What to produce: Quote the entries in full, character for character, without their images.

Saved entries
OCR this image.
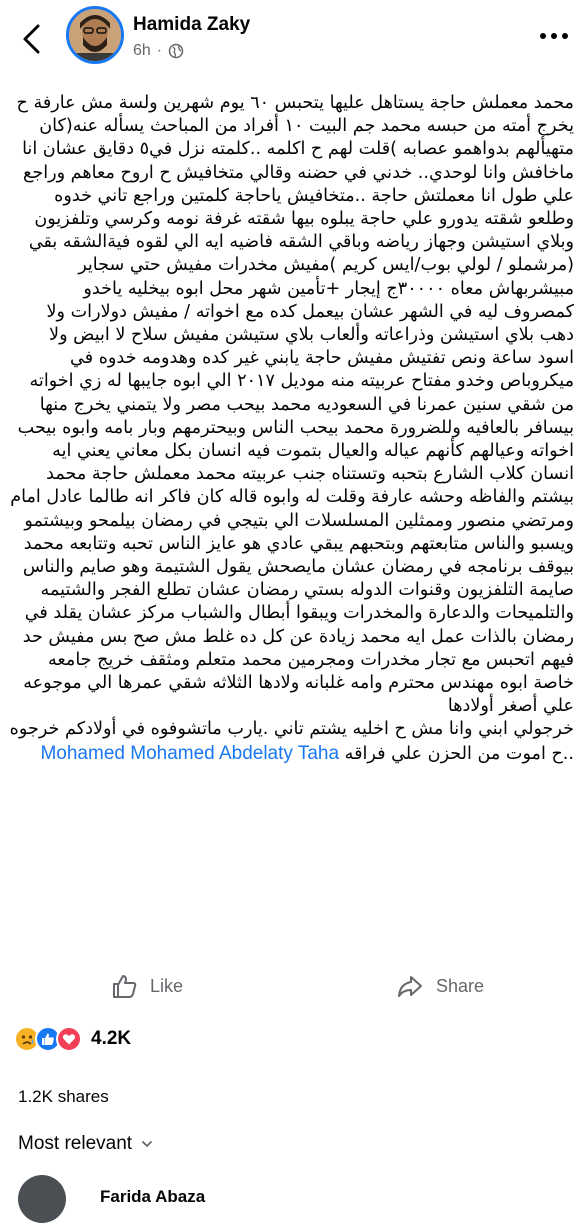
Hamida Zaky
6h ·

محمد معملش حاجة يستاهل عليها يتحبس ٦٠ يوم شهرين ولسة مش عارفة ح يخرج أمته من حبسه محمد جم البيت ١٠ أفراد من المباحث يسأله عنه(كان متهيألهم بدواهمو عصابه )قلت لهم ح اكلمه ..كلمته نزل في٥ دقايق عشان انا ماخافش وانا لوحدي.. خدني في حضنه وقالي متخافيش ح اروح معاهم وراجع علي طول انا معملتش حاجة ..متخافيش ياحاجة كلمتين وراجع تاني خدوه وطلعو شقته يدورو علي حاجة يبلوه بيها شقته غرفة نومه وكرسي وتلفزيون وبلاي استيشن وجهاز رياضه وباقي الشقه فاضيه ايه الي لقوه فيةالشقه بقي (مرشملو / لولي بوب/ايس كريم )مفيش مخدرات مفيش حتي سجاير مبيشربهاش معاه ٣٠٠٠٠ج إيجار +تأمين شهر محل ابوه بيخليه ياخدو كمصروف ليه في الشهر عشان بيعمل كده مع اخواته / مفيش دولارات ولا دهب بلاي استيشن وذراعاته وألعاب بلاي ستيشن مفيش سلاح لا ابيض ولا اسود ساعة ونص تفتيش مفيش حاجة يابني غير كده وهدومه خدوه في ميكروباص وخدو مفتاح عربيته منه موديل ٢٠١٧ الي ابوه جايبها له زي اخواته من شقي سنين عمرنا في السعوديه محمد بيحب مصر ولا يتمني يخرج منها بيسافر بالعافيه وللضرورة محمد بيحب الناس وبيحترمهم وبار بامه وابوه بيحب اخواته وعيالهم كأنهم عياله والعيال بتموت فيه انسان بكل معاني يعني ايه انسان كلاب الشارع بتحبه وتستناه جنب عربيته محمد معملش حاجة محمد بيشتم والفاظه وحشه عارفة وقلت له وابوه قاله كان فاكر انه طالما عادل امام ومرتضي منصور وممثلين المسلسلات الي بتيجي في رمضان بيلمحو وبيشتمو ويسبو والناس متابعتهم وبتحبهم يبقي عادي هو عايز الناس تحبه وتتابعه محمد بيوقف برنامجه في رمضان عشان مايصحش يقول الشتيمة وهو صايم والناس صايمة التلفزيون وقنوات الدوله بستي رمضان عشان تطلع الفجر والشتيمه والتلميحات والدعارة والمخدرات ويبقوا أبطال والشباب مركز عشان يقلد في رمضان بالذات عمل ايه محمد زيادة عن كل ده غلط مش صح بس مفيش حد فيهم اتحبس مع تجار مخدرات ومجرمين محمد متعلم ومثقف خريج جامعه خاصة ابوه مهندس محترم وامه غلبانه ولادها الثلاثه شقي عمرها الي موجوعه علي أصغر أولادها

خرجولي ابني وانا مش ح اخليه يشتم تاني .يارب ماتشوفوه في أولادكم خرجوه ..ح اموت من الحزن علي فراقه Mohamed Mohamed Abdelaty Taha

Like	Share
4.2K
1.2K shares
Most relevant
Farida Abaza
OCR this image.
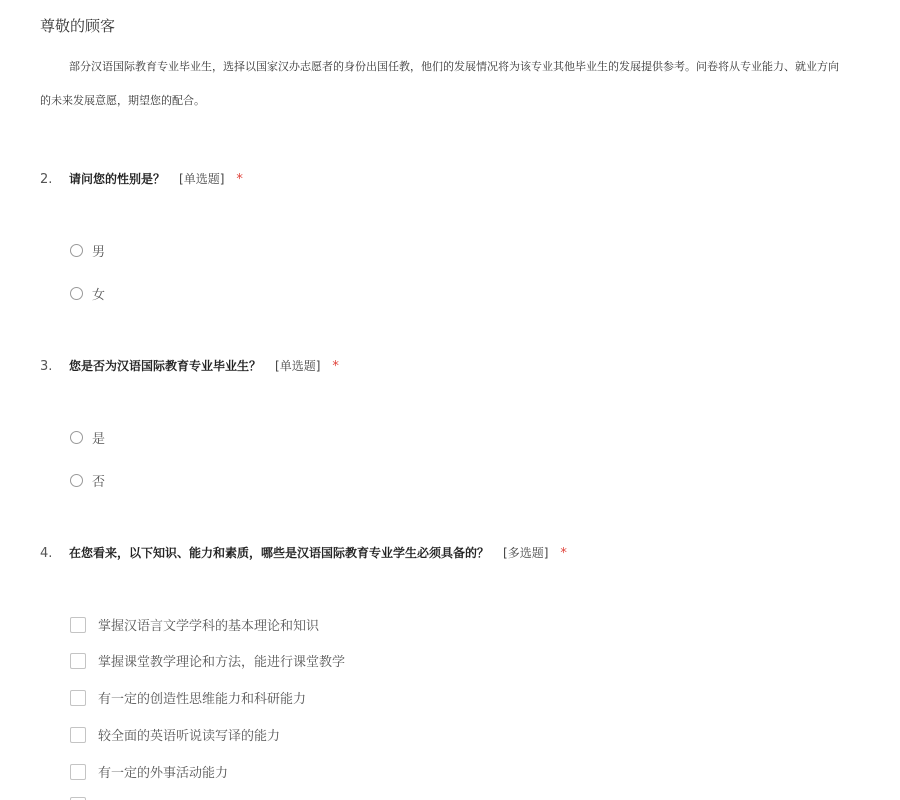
尊敬的顾客
部分汉语国际教育专业毕业生，选择以国家汉办志愿者的身份出国任教，他们的发展情况将为该专业其他毕业生的发展提供参考。问卷将从专业能力、就业方向
的未来发展意愿，期望您的配合。
2.	请问您的性别是？ [单选题] *
男
女
3.	您是否为汉语国际教育专业毕业生？ [单选题] *
是
否
4.	在您看来，以下知识、能力和素质，哪些是汉语国际教育专业学生必须具备的？ [多选题] *
掌握汉语言文学学科的基本理论和知识
掌握课堂教学理论和方法，能进行课堂教学
有一定的创造性思维能力和科研能力
较全面的英语听说读写译的能力
有一定的外事活动能力
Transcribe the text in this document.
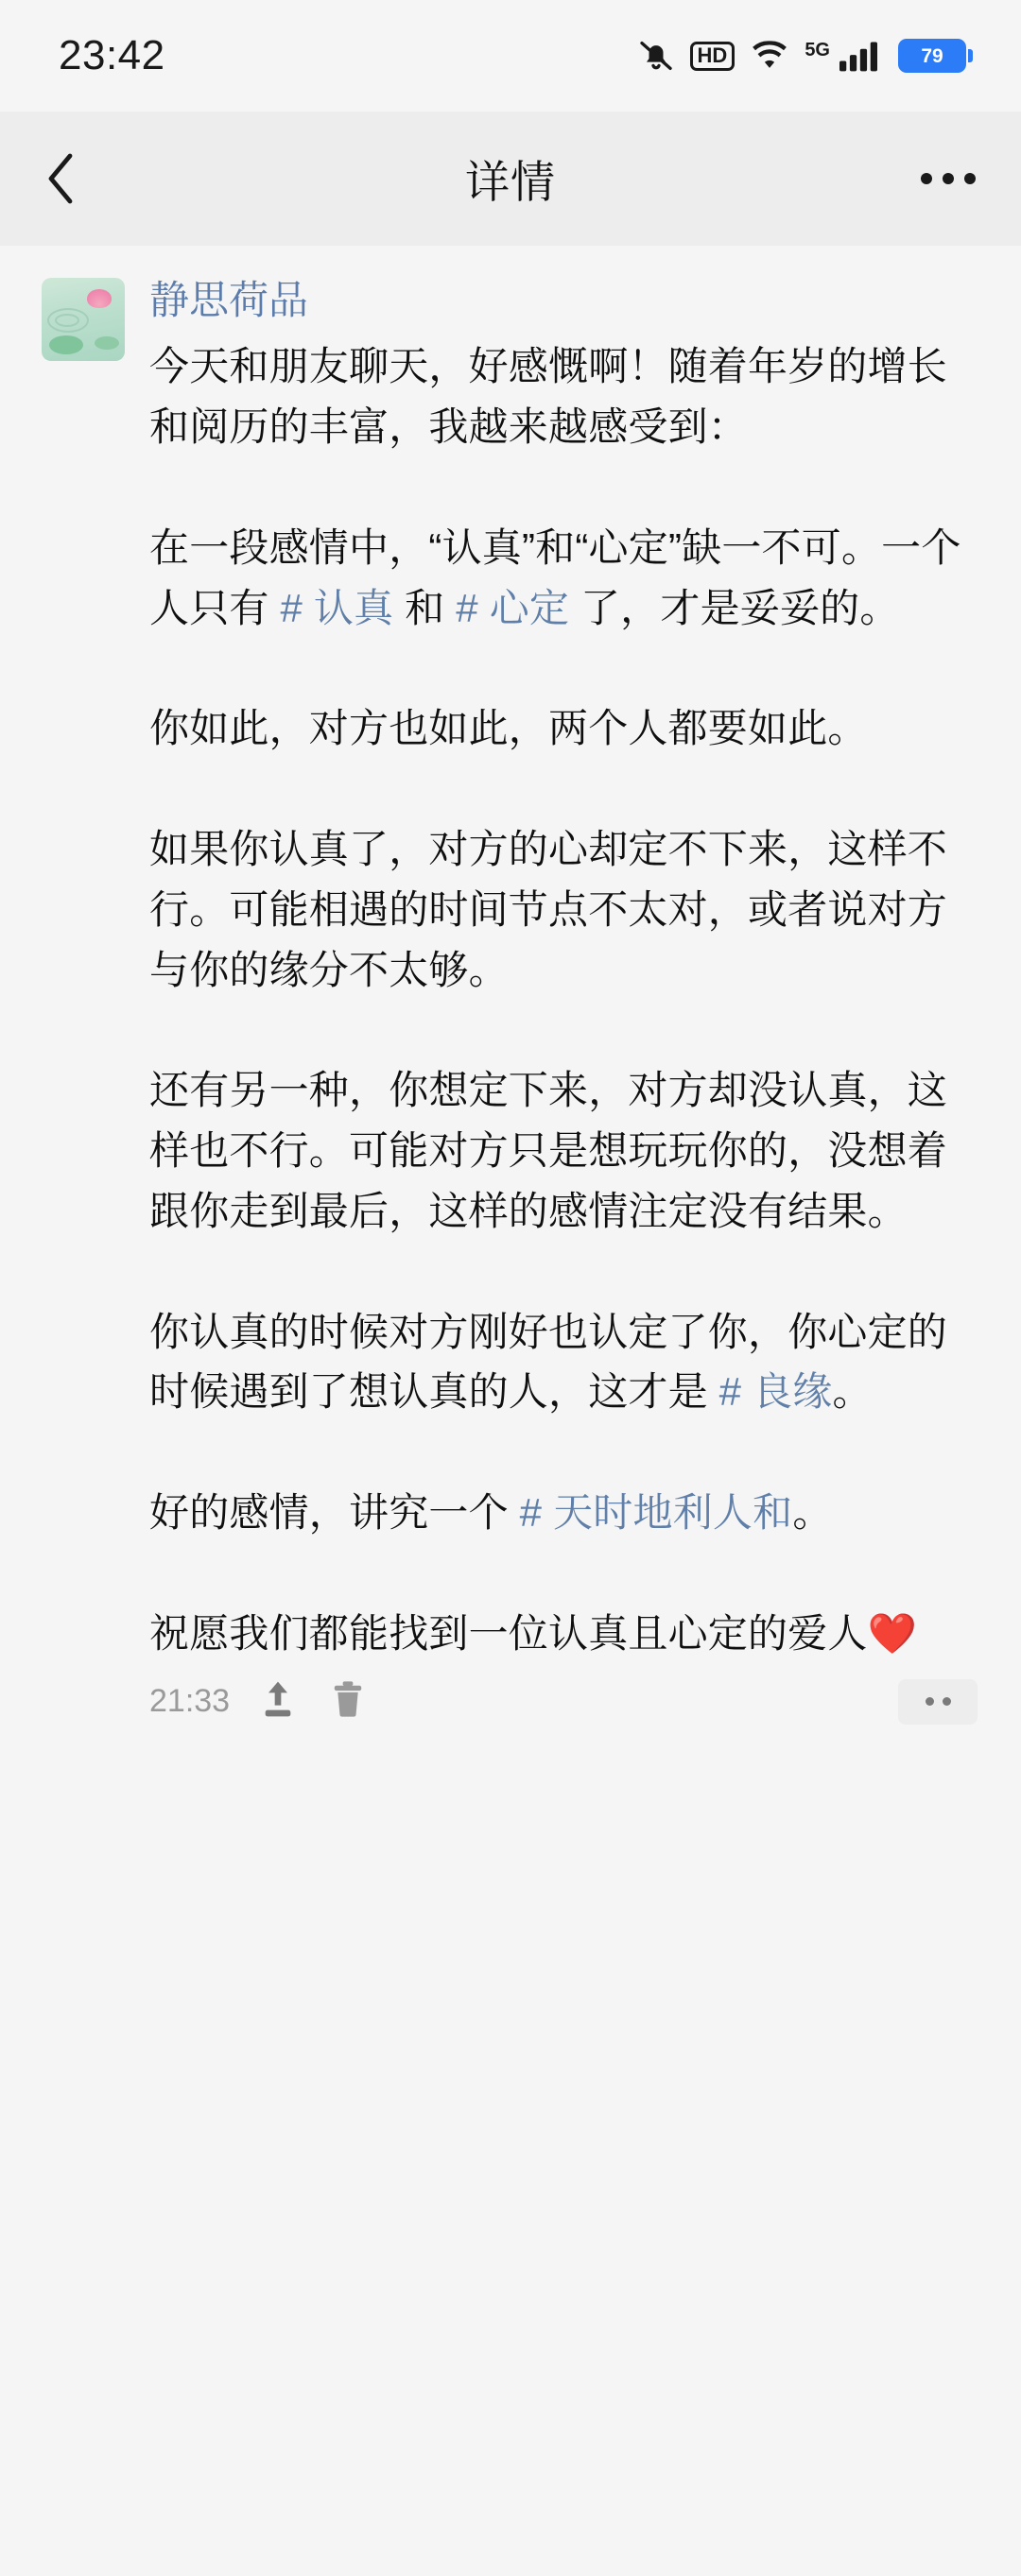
23:42	HD	5G	79
详情
静思荷品
今天和朋友聊天，好感慨啊！随着年岁的增长和阅历的丰富，我越来越感受到：

在一段感情中，“认真”和“心定”缺一不可。一个人只有 # 认真 和 # 心定 了，才是妥妥的。

你如此，对方也如此，两个人都要如此。

如果你认真了，对方的心却定不下来，这样不行。可能相遇的时间节点不太对，或者说对方与你的缘分不太够。

还有另一种，你想定下来，对方却没认真，这样也不行。可能对方只是想玩玩你的，没想着跟你走到最后，这样的感情注定没有结果。

你认真的时候对方刚好也认定了你，你心定的时候遇到了想认真的人，这才是 # 良缘。

好的感情，讲究一个 # 天时地利人和。

祝愿我们都能找到一位认真且心定的爱人❤️
21:33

Solution to the exercise:
OCR this image.
Hamida Zaky
6h ·

محمد معملش حاجة يستاهل عليها يتحبس ٦٠ يوم شهرين ولسة مش عارفة ح يخرج أمته من حبسه محمد جم البيت ١٠ أفراد من المباحث يسأله عنه(كان متهيألهم بدواهمو عصابه )قلت لهم ح اكلمه ..كلمته نزل في٥ دقايق عشان انا ماخافش وانا لوحدي.. خدني في حضنه وقالي متخافيش ح اروح معاهم وراجع علي طول انا معملتش حاجة ..متخافيش ياحاجة كلمتين وراجع تاني خدوه وطلعو شقته يدورو علي حاجة يبلوه بيها شقته غرفة نومه وكرسي وتلفزيون وبلاي استيشن وجهاز رياضه وباقي الشقه فاضيه ايه الي لقوه فيةالشقه بقي (مرشملو / لولي بوب/ايس كريم )مفيش مخدرات مفيش حتي سجاير مبيشربهاش معاه ٣٠٠٠٠ج إيجار +تأمين شهر محل ابوه بيخليه ياخدو كمصروف ليه في الشهر عشان بيعمل كده مع اخواته / مفيش دولارات ولا دهب بلاي استيشن وذراعاته وألعاب بلاي ستيشن مفيش سلاح لا ابيض ولا اسود ساعة ونص تفتيش مفيش حاجة يابني غير كده وهدومه خدوه في ميكروباص وخدو مفتاح عربيته منه موديل ٢٠١٧ الي ابوه جايبها له زي اخواته من شقي سنين عمرنا في السعوديه محمد بيحب مصر ولا يتمني يخرج منها بيسافر بالعافيه وللضرورة محمد بيحب الناس وبيحترمهم وبار بامه وابوه بيحب اخواته وعيالهم كأنهم عياله والعيال بتموت فيه انسان بكل معاني يعني ايه انسان كلاب الشارع بتحبه وتستناه جنب عربيته محمد معملش حاجة محمد بيشتم والفاظه وحشه عارفة وقلت له وابوه قاله كان فاكر انه طالما عادل امام ومرتضي منصور وممثلين المسلسلات الي بتيجي في رمضان بيلمحو وبيشتمو ويسبو والناس متابعتهم وبتحبهم يبقي عادي هو عايز الناس تحبه وتتابعه محمد بيوقف برنامجه في رمضان عشان مايصحش يقول الشتيمة وهو صايم والناس صايمة التلفزيون وقنوات الدوله بستي رمضان عشان تطلع الفجر والشتيمه والتلميحات والدعارة والمخدرات ويبقوا أبطال والشباب مركز عشان يقلد في رمضان بالذات عمل ايه محمد زيادة عن كل ده غلط مش صح بس مفيش حد فيهم اتحبس مع تجار مخدرات ومجرمين محمد متعلم ومثقف خريج جامعه خاصة ابوه مهندس محترم وامه غلبانه ولادها الثلاثه شقي عمرها الي موجوعه علي أصغر أولادها

خرجولي ابني وانا مش ح اخليه يشتم تاني .يارب ماتشوفوه في أولادكم خرجوه ..ح اموت من الحزن علي فراقه Mohamed Mohamed Abdelaty Taha

Like	Share
4.2K
1.2K shares
Most relevant
Farida Abaza
OCR this image.
尊敬的顾客
部分汉语国际教育专业毕业生，选择以国家汉办志愿者的身份出国任教，他们的发展情况将为该专业其他毕业生的发展提供参考。问卷将从专业能力、就业方向
的未来发展意愿，期望您的配合。
2.	请问您的性别是？ [单选题] *
男
女
3.	您是否为汉语国际教育专业毕业生？ [单选题] *
是
否
4.	在您看来，以下知识、能力和素质，哪些是汉语国际教育专业学生必须具备的？ [多选题] *
掌握汉语言文学学科的基本理论和知识
掌握课堂教学理论和方法，能进行课堂教学
有一定的创造性思维能力和科研能力
较全面的英语听说读写译的能力
有一定的外事活动能力
Transcribe the text in this document.
23:42	HD	5G	79
详情
静思荷品
今天和朋友聊天，好感慨啊！随着年岁的增长和阅历的丰富，我越来越感受到：

在一段感情中，“认真”和“心定”缺一不可。一个人只有 # 认真 和 # 心定 了，才是妥妥的。

你如此，对方也如此，两个人都要如此。

如果你认真了，对方的心却定不下来，这样不行。可能相遇的时间节点不太对，或者说对方与你的缘分不太够。

还有另一种，你想定下来，对方却没认真，这样也不行。可能对方只是想玩玩你的，没想着跟你走到最后，这样的感情注定没有结果。

你认真的时候对方刚好也认定了你，你心定的时候遇到了想认真的人，这才是 # 良缘。

好的感情，讲究一个 # 天时地利人和。

祝愿我们都能找到一位认真且心定的爱人❤️
21:33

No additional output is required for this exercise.